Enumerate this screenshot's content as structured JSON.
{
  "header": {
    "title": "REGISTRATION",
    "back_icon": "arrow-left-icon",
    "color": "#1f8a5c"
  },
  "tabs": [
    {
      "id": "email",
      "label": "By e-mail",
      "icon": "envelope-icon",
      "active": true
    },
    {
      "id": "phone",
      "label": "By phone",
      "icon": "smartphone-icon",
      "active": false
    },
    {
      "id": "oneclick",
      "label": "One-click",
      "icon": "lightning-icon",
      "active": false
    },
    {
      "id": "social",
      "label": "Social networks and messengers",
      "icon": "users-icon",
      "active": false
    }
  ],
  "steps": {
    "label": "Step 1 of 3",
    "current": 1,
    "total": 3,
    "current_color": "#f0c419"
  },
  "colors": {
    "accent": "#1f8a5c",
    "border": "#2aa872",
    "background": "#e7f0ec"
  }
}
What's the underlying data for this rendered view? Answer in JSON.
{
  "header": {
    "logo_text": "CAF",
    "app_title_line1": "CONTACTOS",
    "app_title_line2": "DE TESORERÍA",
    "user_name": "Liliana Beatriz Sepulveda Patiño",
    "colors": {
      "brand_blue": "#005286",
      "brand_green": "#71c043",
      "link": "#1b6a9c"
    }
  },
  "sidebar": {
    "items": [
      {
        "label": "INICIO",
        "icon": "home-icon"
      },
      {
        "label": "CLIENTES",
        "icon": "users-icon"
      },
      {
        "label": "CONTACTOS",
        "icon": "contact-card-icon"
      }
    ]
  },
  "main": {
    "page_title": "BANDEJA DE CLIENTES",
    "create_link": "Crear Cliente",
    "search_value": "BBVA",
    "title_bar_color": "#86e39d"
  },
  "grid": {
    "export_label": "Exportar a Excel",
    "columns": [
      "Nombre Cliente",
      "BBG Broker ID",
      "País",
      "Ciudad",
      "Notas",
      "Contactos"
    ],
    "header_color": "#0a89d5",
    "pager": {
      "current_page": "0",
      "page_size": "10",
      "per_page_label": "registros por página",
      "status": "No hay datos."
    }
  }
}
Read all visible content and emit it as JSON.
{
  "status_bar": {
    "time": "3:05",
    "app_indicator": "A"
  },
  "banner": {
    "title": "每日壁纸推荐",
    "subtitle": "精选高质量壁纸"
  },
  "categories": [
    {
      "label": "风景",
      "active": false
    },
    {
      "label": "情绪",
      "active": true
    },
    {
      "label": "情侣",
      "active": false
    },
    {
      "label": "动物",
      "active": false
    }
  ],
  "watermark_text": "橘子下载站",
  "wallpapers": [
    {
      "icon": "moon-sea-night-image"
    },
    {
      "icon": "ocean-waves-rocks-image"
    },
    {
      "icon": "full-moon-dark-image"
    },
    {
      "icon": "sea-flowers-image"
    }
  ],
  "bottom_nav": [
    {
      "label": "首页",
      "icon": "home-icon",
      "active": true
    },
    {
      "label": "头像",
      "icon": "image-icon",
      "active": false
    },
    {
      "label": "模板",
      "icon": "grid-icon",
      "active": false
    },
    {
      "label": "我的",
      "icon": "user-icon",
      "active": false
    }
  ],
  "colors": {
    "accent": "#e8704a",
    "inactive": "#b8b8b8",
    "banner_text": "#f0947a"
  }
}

·····

Pull out the lines above in which the word "CLIENTES" appears.

        "label": "CLIENTES",
    "page_title": "BANDEJA DE CLIENTES",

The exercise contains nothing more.